= Tactic (method) =

Conceptual action implemented as one or more specific tasks

A tactic is a conceptual action or short series of actions with the aim of achieving a short-term goal. This action can be implemented as one or more specific tasks. The term is commonly used in business, by protest groups, in military, espionage, and law enforcement contexts, as well as in chess, sports or other competitive activities.

==Etymology==
The word originates from the Ancient Greek adjective τακτικός (taktikos), meaning that which pertains to ordinance. The related Ancient Greek noun is τάγμα (tagma), meaning ordinance, command.
Both words root in the verb τάσσω (tasso), meaning draw up in order, station, appoint

==Distinction from strategy==
A strategy is a set of guidelines used to achieve an overall objective, whereas tactics are the specific actions aimed at adhering to those guidelines.

===Military usage===
In military usage, a military tactic is used by a military unit of no larger than a division to implement a specific mission and achieve a specific objective, or to advance toward a specific target.

*Problems and tasks*:
(1) In the article on tactics, what is the largest military unit that uses a military tactic?
(2) Condense the paragraph of the article on tactics beginning "A tactic is a conceptual action" into a short bulleted list that keeps its main facts.
(3) Extend the article on tactics with a few more sentences that pick up after its final sentence.

*Provided data*:
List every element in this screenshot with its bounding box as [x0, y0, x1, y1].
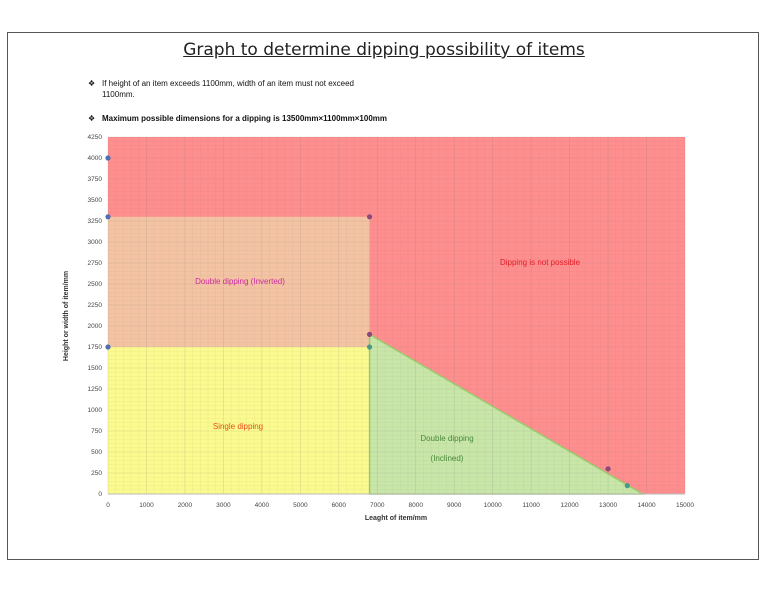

*Answers to the problems*:
(1) A division.

(2)
- A tactic is a conceptual action, or a short series of actions, meant to achieve a short-term goal.
- It can be carried out as one or more specific tasks.
- The term is common in business, protest groups, the military, espionage and law enforcement.
- It is also used in chess, sports and other competitive activities.

(3)
The terms tactic and strategy are often confused: tactics are the actual means used to gain an objective, while strategy is the overall campaign plan, which may involve complex operational patterns, activity, and decision-making that govern tactical execution. The United States Department of Defense Dictionary of Military Terms defines the tactical level as "the level of war at which battles and engagements are planned and executed to accomplish military objectives assigned to tactical units or task forces. Activities at this level focus on the ordered arrangement and maneuver of combat elements in relation to each other and to the enemy to achieve combat objectives."

If, for example, the overall goal is to win a war against another country, one strategy might be to undermine the other nation's ability to wage war by preemptively annihilating their military forces. The tactics involved might describe specific actions taken in specific locations, like surprise attacks on military facilities, missile attacks on offensive weapon stockpiles, and the specific techniques involved in accomplishing such objectives.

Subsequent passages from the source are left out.